(Collected data entries)

******

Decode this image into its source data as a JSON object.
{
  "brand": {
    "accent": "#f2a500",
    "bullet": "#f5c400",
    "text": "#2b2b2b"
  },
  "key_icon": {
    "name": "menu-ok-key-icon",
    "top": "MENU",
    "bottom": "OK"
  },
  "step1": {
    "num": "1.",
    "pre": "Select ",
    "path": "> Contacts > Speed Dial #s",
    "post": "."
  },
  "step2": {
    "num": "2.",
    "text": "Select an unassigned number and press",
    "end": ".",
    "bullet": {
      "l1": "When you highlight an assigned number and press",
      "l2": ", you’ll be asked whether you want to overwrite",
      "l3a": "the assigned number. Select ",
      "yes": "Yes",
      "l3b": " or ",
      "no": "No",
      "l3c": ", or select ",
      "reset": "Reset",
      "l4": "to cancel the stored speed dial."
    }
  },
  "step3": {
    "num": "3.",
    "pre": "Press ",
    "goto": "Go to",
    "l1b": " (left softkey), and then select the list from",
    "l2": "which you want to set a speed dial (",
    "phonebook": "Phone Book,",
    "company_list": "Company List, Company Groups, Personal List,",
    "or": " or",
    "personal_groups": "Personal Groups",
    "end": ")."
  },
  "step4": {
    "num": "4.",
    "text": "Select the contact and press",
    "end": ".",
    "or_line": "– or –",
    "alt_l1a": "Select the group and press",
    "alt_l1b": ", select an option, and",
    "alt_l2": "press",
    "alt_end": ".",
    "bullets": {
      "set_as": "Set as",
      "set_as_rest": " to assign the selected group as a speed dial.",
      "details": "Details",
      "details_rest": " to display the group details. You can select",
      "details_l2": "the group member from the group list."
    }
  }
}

******

→ **What to produce**
Gather each line holding the string "from".

→ **Problem solution**
    "l1b": " (left softkey), and then select the list from",
      "details_l2": "the group member from the group list."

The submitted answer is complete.